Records
++++++++++++++++++++

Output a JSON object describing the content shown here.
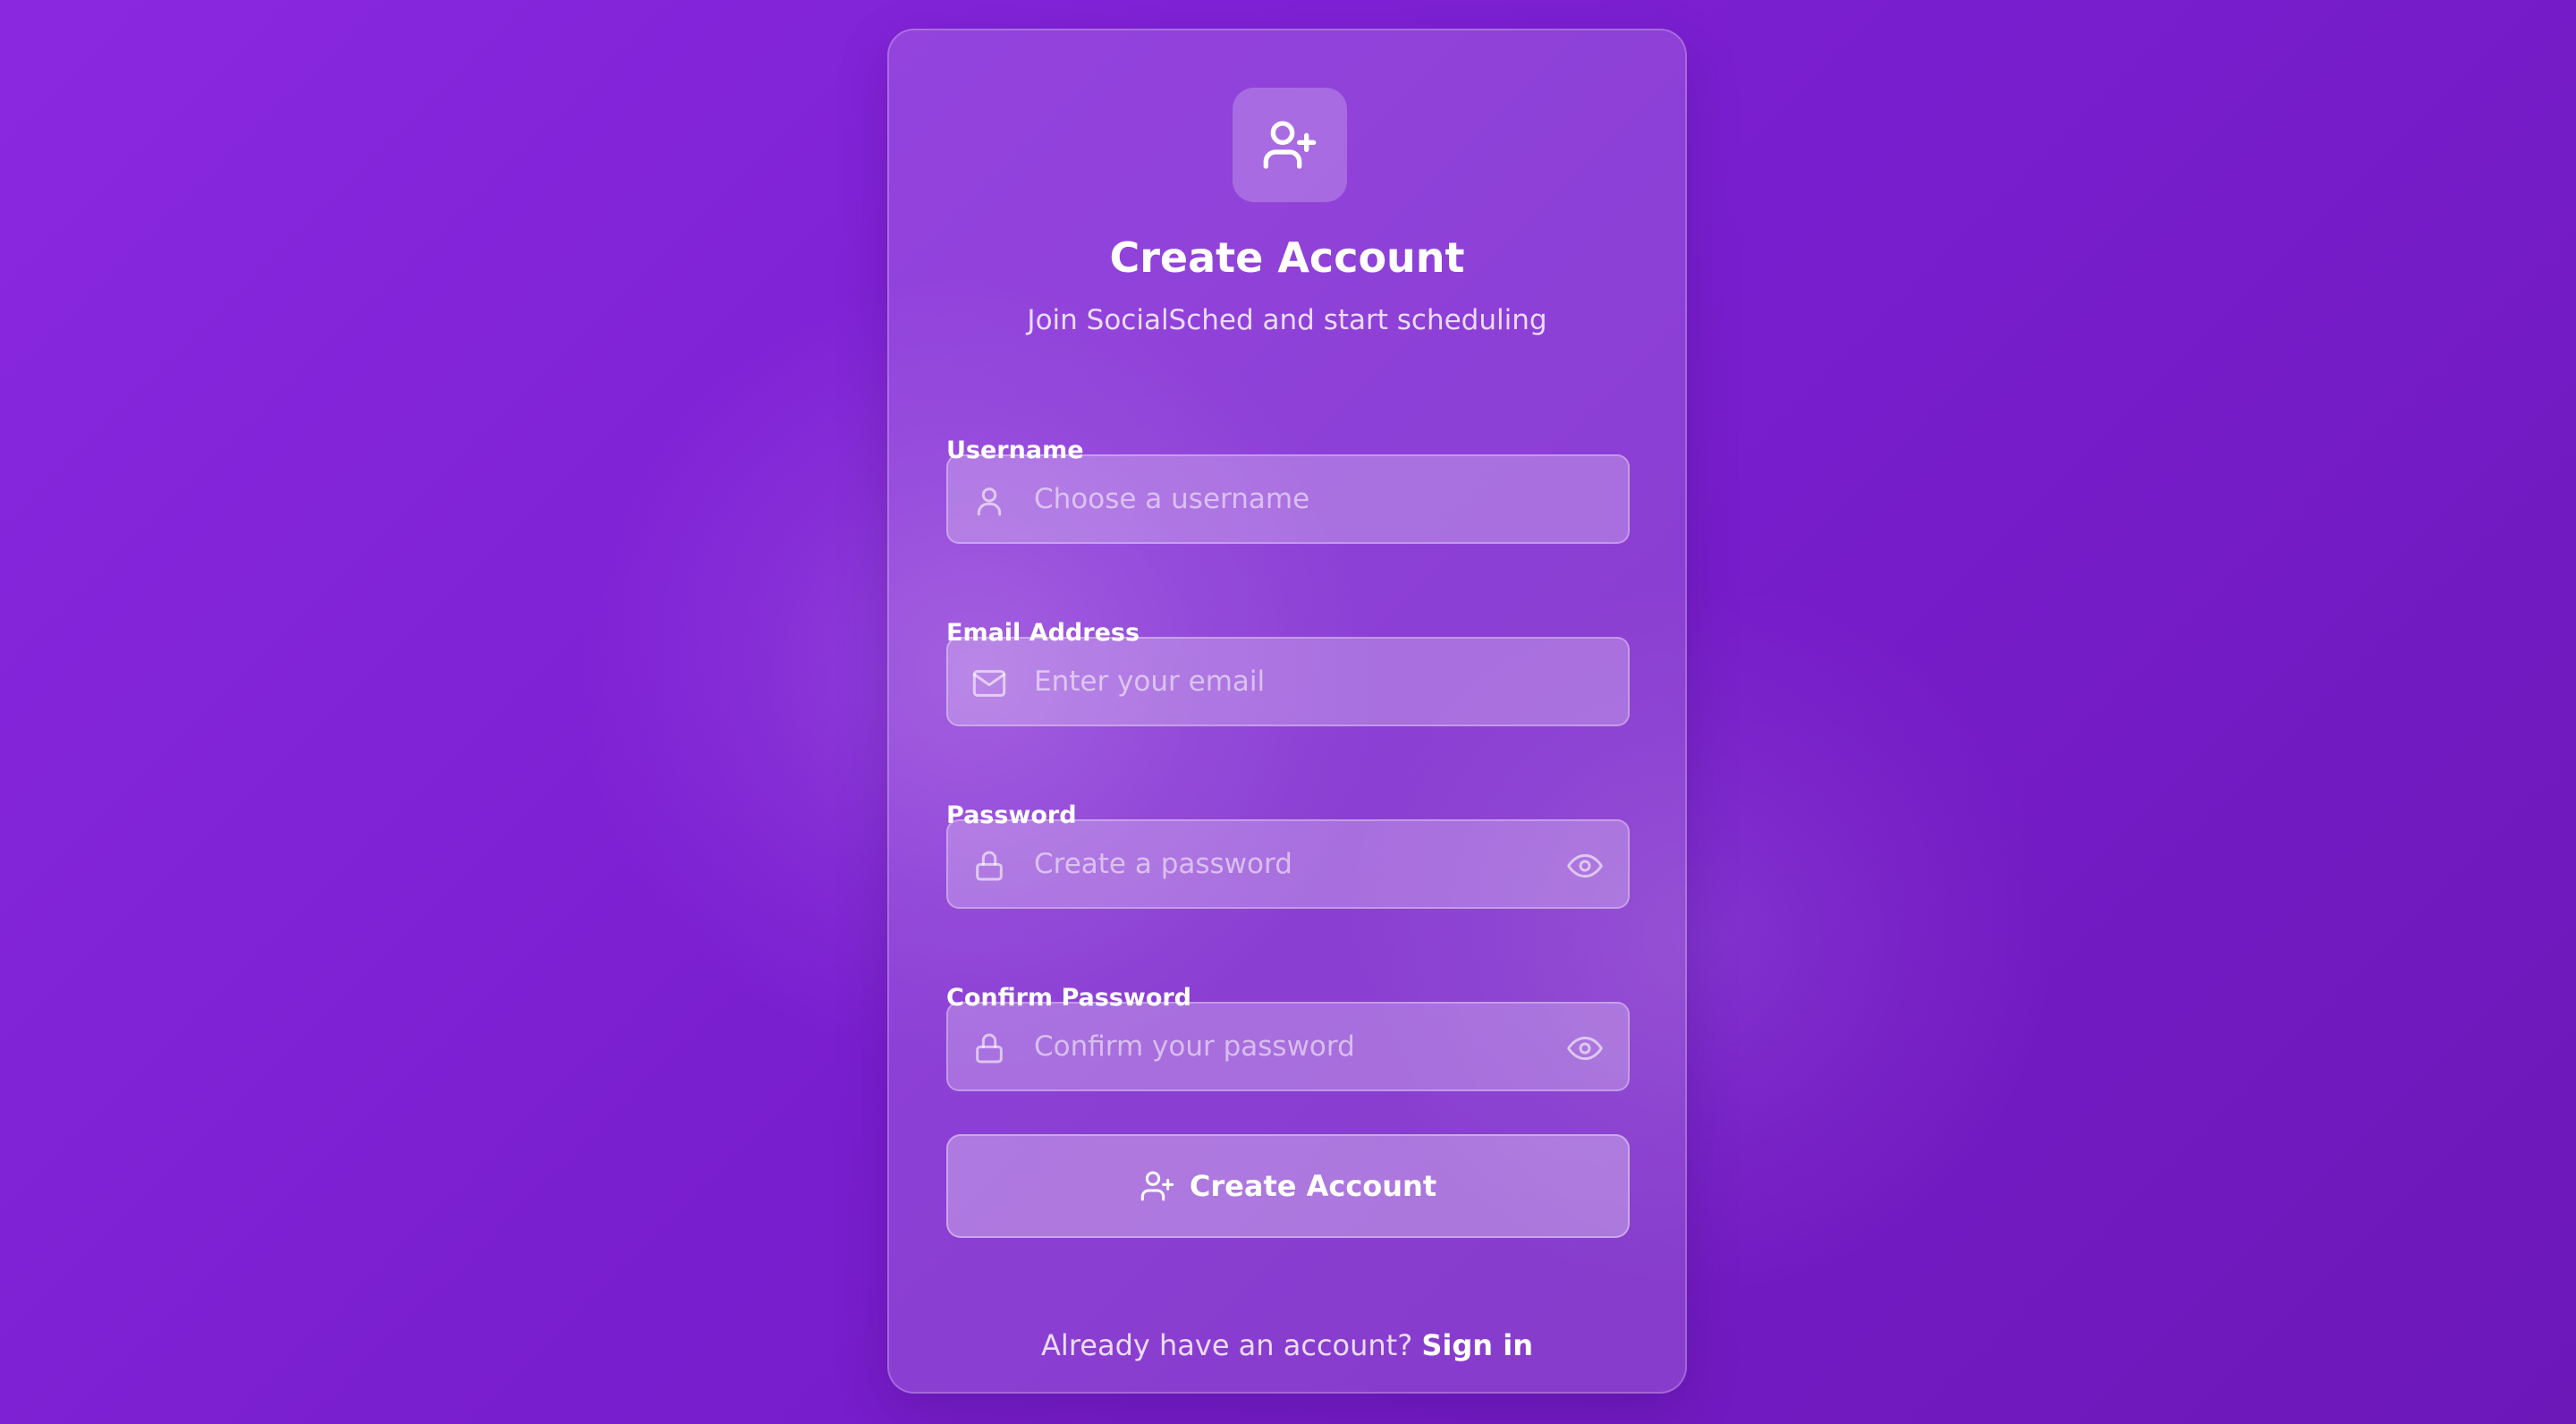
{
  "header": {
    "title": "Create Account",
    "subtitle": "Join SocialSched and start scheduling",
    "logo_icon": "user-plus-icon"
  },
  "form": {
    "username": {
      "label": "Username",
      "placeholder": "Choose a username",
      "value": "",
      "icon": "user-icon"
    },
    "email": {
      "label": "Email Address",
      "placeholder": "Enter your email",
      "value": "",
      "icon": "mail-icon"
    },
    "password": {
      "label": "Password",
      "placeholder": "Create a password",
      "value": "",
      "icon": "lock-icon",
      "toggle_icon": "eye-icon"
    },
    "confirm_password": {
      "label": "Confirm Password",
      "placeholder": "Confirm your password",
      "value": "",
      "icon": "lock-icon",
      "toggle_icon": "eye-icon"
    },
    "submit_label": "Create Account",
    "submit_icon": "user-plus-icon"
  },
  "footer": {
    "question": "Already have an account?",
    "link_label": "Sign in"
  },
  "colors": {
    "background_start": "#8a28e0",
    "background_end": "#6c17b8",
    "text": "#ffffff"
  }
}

++++++++++++++++++++

### Aim of the task
Your task is to repeat the data above exactly while excluding the pictures.

### Final result
Output a JSON object describing the content shown here.
{
  "header": {
    "title": "Create Account",
    "subtitle": "Join SocialSched and start scheduling",
    "logo_icon": "user-plus-icon"
  },
  "form": {
    "username": {
      "label": "Username",
      "placeholder": "Choose a username",
      "value": "",
      "icon": "user-icon"
    },
    "email": {
      "label": "Email Address",
      "placeholder": "Enter your email",
      "value": "",
      "icon": "mail-icon"
    },
    "password": {
      "label": "Password",
      "placeholder": "Create a password",
      "value": "",
      "icon": "lock-icon",
      "toggle_icon": "eye-icon"
    },
    "confirm_password": {
      "label": "Confirm Password",
      "placeholder": "Confirm your password",
      "value": "",
      "icon": "lock-icon",
      "toggle_icon": "eye-icon"
    },
    "submit_label": "Create Account",
    "submit_icon": "user-plus-icon"
  },
  "footer": {
    "question": "Already have an account?",
    "link_label": "Sign in"
  },
  "colors": {
    "background_start": "#8a28e0",
    "background_end": "#6c17b8",
    "text": "#ffffff"
  }
}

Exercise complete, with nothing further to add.